··· MATERIAL PROVIDED ···

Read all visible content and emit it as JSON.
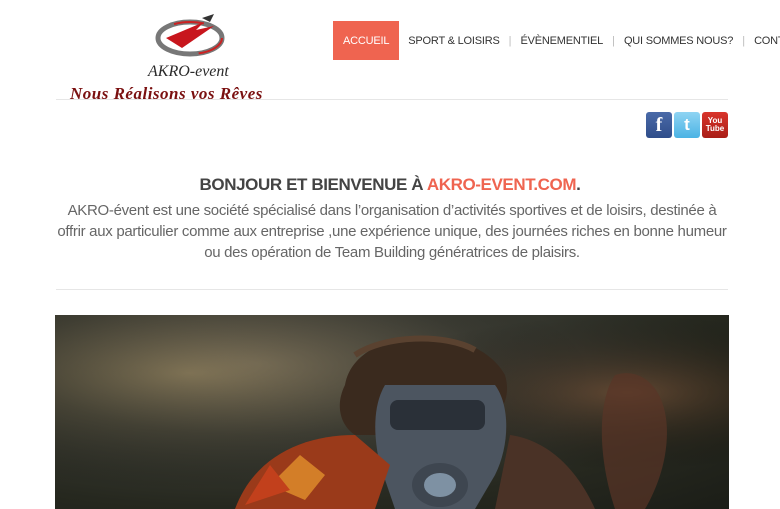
{
  "header": {
    "brand": "AKRO-event",
    "tagline": "Nous Réalisons vos Rêves"
  },
  "nav": {
    "items": [
      {
        "label": "Accueil",
        "active": true
      },
      {
        "label": "Sport & Loisirs"
      },
      {
        "label": "Évènementiel"
      },
      {
        "label": "Qui sommes nous?"
      },
      {
        "label": "Contact"
      }
    ]
  },
  "social": {
    "icons": [
      "facebook-icon",
      "twitter-icon",
      "youtube-icon"
    ],
    "youtube_text_1": "You",
    "youtube_text_2": "Tube"
  },
  "welcome": {
    "title_prefix": "BONJOUR ET BIENVENUE À ",
    "title_accent": "AKRO-EVENT.COM",
    "title_suffix": ".",
    "text": "AKRO-évent est une société spécialisé dans l’organisation d’activités sportives et de loisirs, destinée à offrir aux particulier comme aux entreprise ,une expérience unique, des journées riches en bonne humeur ou des opération de Team Building génératrices de plaisirs."
  },
  "colors": {
    "accent": "#ef6450",
    "tagline": "#7a1010"
  }
}
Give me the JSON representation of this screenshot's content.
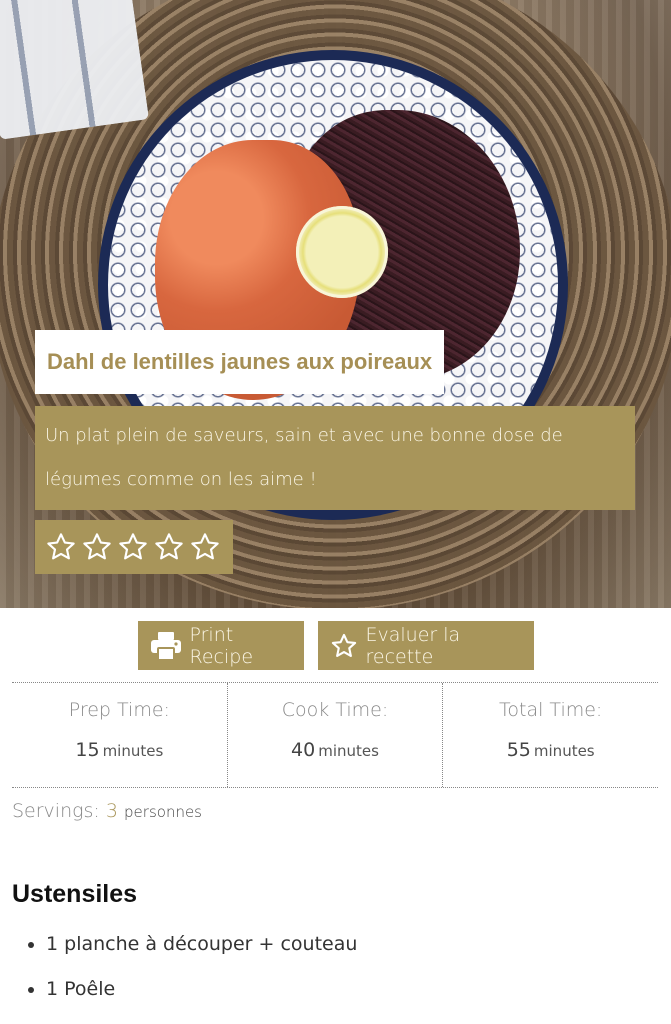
{
  "recipe": {
    "title": "Dahl de lentilles jaunes aux poireaux",
    "summary": "Un plat plein de saveurs, sain et avec une bonne dose de légumes comme on les aime !",
    "rating": {
      "stars_total": 5,
      "stars_filled": 0
    }
  },
  "buttons": {
    "print_label": "Print Recipe",
    "rate_label": "Evaluer la recette"
  },
  "times": [
    {
      "label": "Prep Time:",
      "value": "15",
      "unit": "minutes"
    },
    {
      "label": "Cook Time:",
      "value": "40",
      "unit": "minutes"
    },
    {
      "label": "Total Time:",
      "value": "55",
      "unit": "minutes"
    }
  ],
  "servings": {
    "label": "Servings:",
    "value": "3",
    "unit": "personnes"
  },
  "ustensiles": {
    "title": "Ustensiles",
    "items": [
      "1 planche à découper + couteau",
      "1 Poêle"
    ]
  },
  "colors": {
    "accent": "#a8955a",
    "title_text": "#a68f55",
    "button_text": "#fbf6e6"
  },
  "icons": {
    "print": "printer-icon",
    "rate": "star-outline-icon",
    "rating_star": "star-outline-icon"
  }
}
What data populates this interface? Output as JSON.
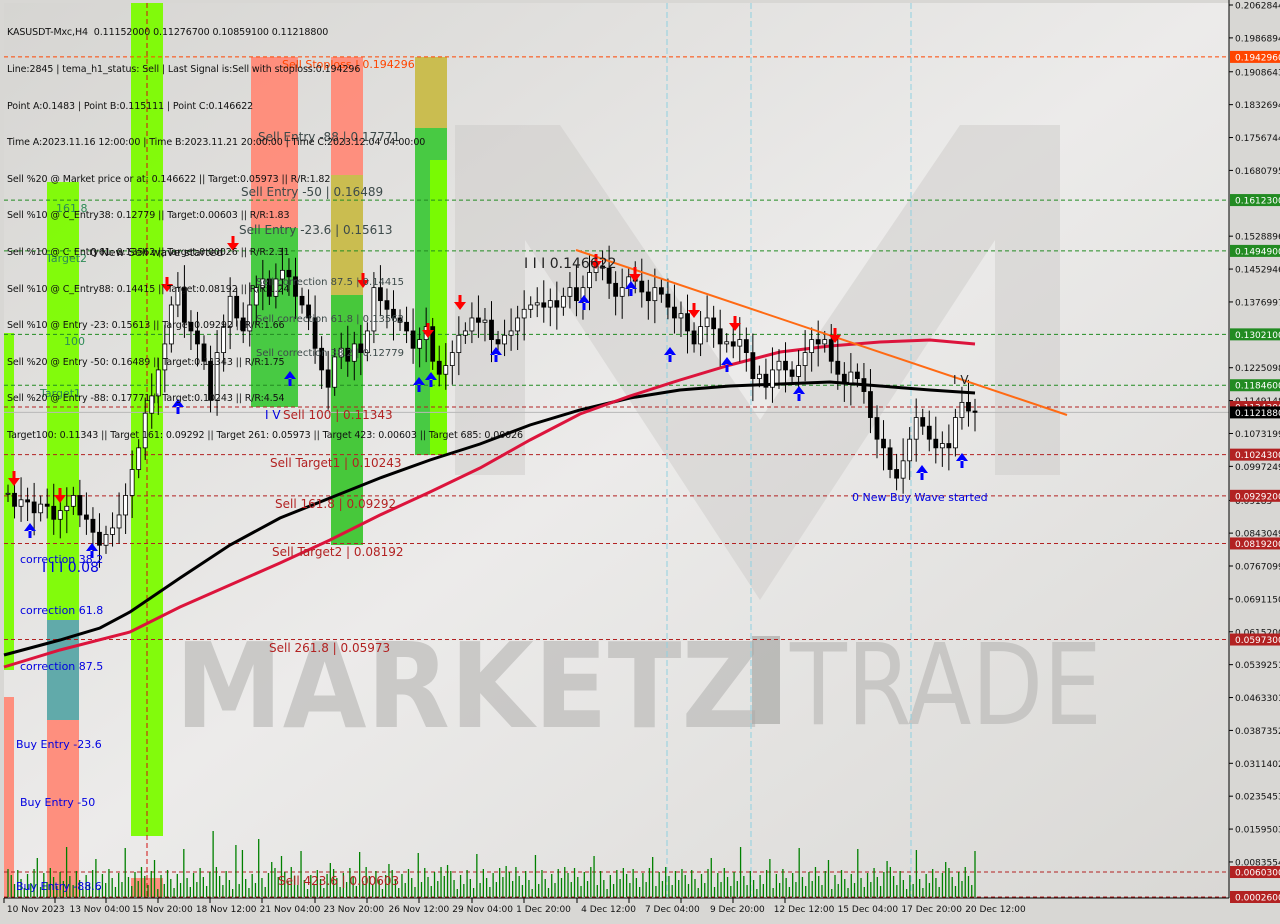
{
  "header": {
    "symbol_line": "KASUSDT-Mxc,H4  0.11152000 0.11276700 0.10859100 0.11218800",
    "info_lines": [
      "Line:2845 | tema_h1_status: Sell | Last Signal is:Sell with stoploss:0.194296",
      "Point A:0.1483 | Point B:0.115111 | Point C:0.146622",
      "Time A:2023.11.16 12:00:00 | Time B:2023.11.21 20:00:00 | Time C:2023.12.04 04:00:00",
      "Sell %20 @ Market price or at: 0.146622 || Target:0.05973 || R/R:1.82",
      "Sell %10 @ C_Entry38: 0.12779 || Target:0.00603 || R/R:1.83",
      "Sell %10 @ C_Entry61: 0.13562 || Target:0.00026 || R/R:2.31",
      "Sell %10 @ C_Entry88: 0.14415 || Target:0.08192 || R/R:1.24",
      "Sell %10 @ Entry -23: 0.15613 || Target:0.09292 || R/R:1.66",
      "Sell %20 @ Entry -50: 0.16489 || Target:0.11343 || R/R:1.75",
      "Sell %20 @ Entry -88: 0.17771 || Target:0.10243 || R/R:4.54",
      "Target100: 0.11343 || Target 161: 0.09292 || Target 261: 0.05973 || Target 423: 0.00603 || Target 685: 0.00026"
    ]
  },
  "watermark": {
    "left": "MARKETZ",
    "right": "TRADE"
  },
  "colors": {
    "background": "#d8d7d4",
    "bull_candle": "#ffffff",
    "bear_candle": "#000000",
    "ma_slow": "#000000",
    "ma_fast": "#dc143c",
    "trendline": "#ff6a13",
    "sell_level": "#b22222",
    "buy_level": "#228b22",
    "stoploss": "#ff4500",
    "volume": "#008000",
    "sell_arrow": "#ff0000",
    "buy_arrow": "#0000ff",
    "bright_green": "#7cfc00",
    "mid_green": "#3fc83a",
    "salmon": "#ff8a78",
    "olive": "#c8bb48",
    "teal": "#5aa6a6"
  },
  "chart_data": {
    "type": "candlestick",
    "title": "KASUSDT-Mxc,H4",
    "ohlc_current": {
      "open": 0.11152,
      "high": 0.112767,
      "low": 0.108591,
      "close": 0.112188
    },
    "ylim": [
      0.00026,
      0.2062844
    ],
    "grid": false,
    "y_ticks": [
      "0.20628440",
      "0.19868945",
      "0.19086435",
      "0.18326940",
      "0.17567445",
      "0.16807950",
      "0.15288960",
      "0.14529465",
      "0.13769970",
      "0.12250980",
      "0.11491485",
      "0.10731990",
      "0.09972495",
      "0.09185",
      "0.08430490",
      "0.07670995",
      "0.06911500",
      "0.06152005",
      "0.05392510",
      "0.04633015",
      "0.03873520",
      "0.03114025",
      "0.02354530",
      "0.01595035",
      "0.00835540"
    ],
    "y_tick_values": [
      0.2062844,
      0.19868945,
      0.19086435,
      0.1832694,
      0.17567445,
      0.1680795,
      0.1528896,
      0.14529465,
      0.1376997,
      0.1225098,
      0.11491485,
      0.1073199,
      0.09972495,
      0.09185,
      0.0843049,
      0.07670995,
      0.069115,
      0.06152005,
      0.0539251,
      0.04633015,
      0.0387352,
      0.03114025,
      0.0235453,
      0.01595035,
      0.0083554
    ],
    "x_tick_labels": [
      "10 Nov 2023",
      "13 Nov 04:00",
      "15 Nov 20:00",
      "18 Nov 12:00",
      "21 Nov 04:00",
      "23 Nov 20:00",
      "26 Nov 12:00",
      "29 Nov 04:00",
      "1 Dec 20:00",
      "4 Dec 12:00",
      "7 Dec 04:00",
      "9 Dec 20:00",
      "12 Dec 12:00",
      "15 Dec 04:00",
      "17 Dec 20:00",
      "20 Dec 12:00"
    ],
    "price_tags": [
      {
        "value": 0.194296,
        "label": "0.19429600",
        "kind": "stoploss"
      },
      {
        "value": 0.16123,
        "label": "0.16123000",
        "kind": "buy"
      },
      {
        "value": 0.14949,
        "label": "0.14949000",
        "kind": "buy"
      },
      {
        "value": 0.13021,
        "label": "0.13021000",
        "kind": "buy"
      },
      {
        "value": 0.11846,
        "label": "0.11846000",
        "kind": "buy"
      },
      {
        "value": 0.11343,
        "label": "0.11343000",
        "kind": "sell"
      },
      {
        "value": 0.112188,
        "label": "0.11218800",
        "kind": "current"
      },
      {
        "value": 0.10243,
        "label": "0.10243000",
        "kind": "sell"
      },
      {
        "value": 0.09292,
        "label": "0.09292000",
        "kind": "sell"
      },
      {
        "value": 0.08192,
        "label": "0.08192000",
        "kind": "sell"
      },
      {
        "value": 0.05973,
        "label": "0.05973000",
        "kind": "sell"
      },
      {
        "value": 0.00603,
        "label": "0.00603000",
        "kind": "sell"
      },
      {
        "value": 0.00026,
        "label": "0.00026000",
        "kind": "sell"
      }
    ],
    "level_labels": [
      {
        "text": "Sell Stoploss | 0.194296",
        "value": 0.194296,
        "kind": "stoploss"
      },
      {
        "text": "Sell Entry -88 | 0.17771",
        "value": 0.17771,
        "kind": "entry"
      },
      {
        "text": "Sell Entry -50 | 0.16489",
        "value": 0.16489,
        "kind": "entry"
      },
      {
        "text": "Sell Entry -23.6 | 0.15613",
        "value": 0.15613,
        "kind": "entry"
      },
      {
        "text": "Sell correction 87.5 | 0.14415",
        "value": 0.14415,
        "kind": "entry"
      },
      {
        "text": "Sell correction 61.8 | 0.13562",
        "value": 0.13562,
        "kind": "entry"
      },
      {
        "text": "Sell correction 38.2 | 0.12779",
        "value": 0.12779,
        "kind": "entry"
      },
      {
        "text": "Sell 100 | 0.11343",
        "value": 0.11343,
        "kind": "sell"
      },
      {
        "text": "Sell Target1 | 0.10243",
        "value": 0.10243,
        "kind": "sell"
      },
      {
        "text": "Sell 161.8 | 0.09292",
        "value": 0.09292,
        "kind": "sell"
      },
      {
        "text": "Sell Target2 | 0.08192",
        "value": 0.08192,
        "kind": "sell"
      },
      {
        "text": "Sell  261.8 | 0.05973",
        "value": 0.05973,
        "kind": "sell"
      },
      {
        "text": "Sell  423.6 | 0.00603",
        "value": 0.00603,
        "kind": "sell"
      }
    ],
    "buy_labels": [
      {
        "text": "161.8",
        "kind": "green"
      },
      {
        "text": "Target2",
        "kind": "green"
      },
      {
        "text": "100",
        "kind": "green"
      },
      {
        "text": "Target1",
        "kind": "green"
      },
      {
        "text": "correction 38.2",
        "kind": "blue"
      },
      {
        "text": "correction 61.8",
        "kind": "blue"
      },
      {
        "text": "correction 87.5",
        "kind": "blue"
      },
      {
        "text": "Buy Entry -23.6",
        "kind": "blue"
      },
      {
        "text": "Buy Entry -50",
        "kind": "blue"
      },
      {
        "text": "Buy Entry -88.6",
        "kind": "blue"
      }
    ],
    "annotations": [
      {
        "text": "0 New Sell wave started"
      },
      {
        "text": "0 New Buy Wave started"
      },
      {
        "text": "I I I 0.146622"
      },
      {
        "text": "I I I 0.08"
      },
      {
        "text": "I V"
      },
      {
        "text": "I V"
      }
    ],
    "points": {
      "A": 0.1483,
      "B": 0.115111,
      "C": 0.146622
    },
    "trendline": {
      "start": {
        "x_index": 0.472,
        "value": 0.1483
      },
      "end": {
        "x_index": 0.878,
        "value": 0.1141
      }
    },
    "series_close": [
      0.0935,
      0.0905,
      0.092,
      0.0915,
      0.089,
      0.091,
      0.0905,
      0.0875,
      0.0895,
      0.0905,
      0.093,
      0.0885,
      0.0875,
      0.0845,
      0.0815,
      0.084,
      0.0855,
      0.0885,
      0.093,
      0.099,
      0.104,
      0.112,
      0.116,
      0.122,
      0.128,
      0.137,
      0.141,
      0.133,
      0.131,
      0.128,
      0.124,
      0.115,
      0.126,
      0.132,
      0.139,
      0.134,
      0.131,
      0.137,
      0.141,
      0.143,
      0.139,
      0.143,
      0.145,
      0.1435,
      0.139,
      0.137,
      0.134,
      0.127,
      0.122,
      0.118,
      0.125,
      0.127,
      0.124,
      0.128,
      0.126,
      0.131,
      0.141,
      0.138,
      0.136,
      0.134,
      0.133,
      0.131,
      0.127,
      0.129,
      0.132,
      0.124,
      0.121,
      0.123,
      0.126,
      0.13,
      0.131,
      0.134,
      0.133,
      0.1335,
      0.129,
      0.128,
      0.13,
      0.131,
      0.134,
      0.136,
      0.137,
      0.1375,
      0.1365,
      0.138,
      0.1365,
      0.139,
      0.141,
      0.138,
      0.141,
      0.1445,
      0.146,
      0.1455,
      0.142,
      0.139,
      0.141,
      0.1435,
      0.1425,
      0.14,
      0.138,
      0.141,
      0.1395,
      0.1365,
      0.134,
      0.135,
      0.131,
      0.128,
      0.132,
      0.134,
      0.1315,
      0.128,
      0.1285,
      0.1275,
      0.129,
      0.126,
      0.12,
      0.121,
      0.118,
      0.122,
      0.124,
      0.122,
      0.1205,
      0.123,
      0.126,
      0.129,
      0.128,
      0.129,
      0.124,
      0.121,
      0.119,
      0.1215,
      0.12,
      0.117,
      0.111,
      0.106,
      0.104,
      0.099,
      0.097,
      0.101,
      0.106,
      0.111,
      0.109,
      0.106,
      0.104,
      0.105,
      0.104,
      0.111,
      0.1145,
      0.1125,
      0.1122
    ]
  }
}
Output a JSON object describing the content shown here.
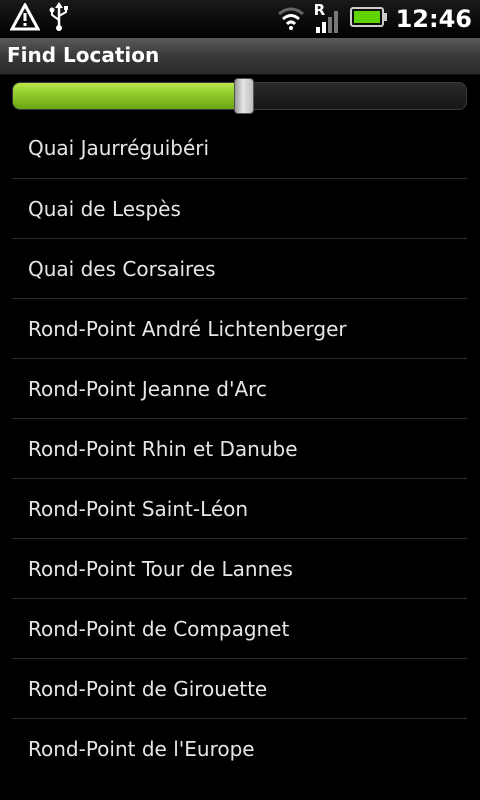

···

Locate the word "KASUSDT" in the entries, and copy every line where it is found.

● **SOLUTION TO THE PROBLEM**
    "symbol_line": "KASUSDT-Mxc,H4  0.11152000 0.11276700 0.10859100 0.11218800",
    "title": "KASUSDT-Mxc,H4",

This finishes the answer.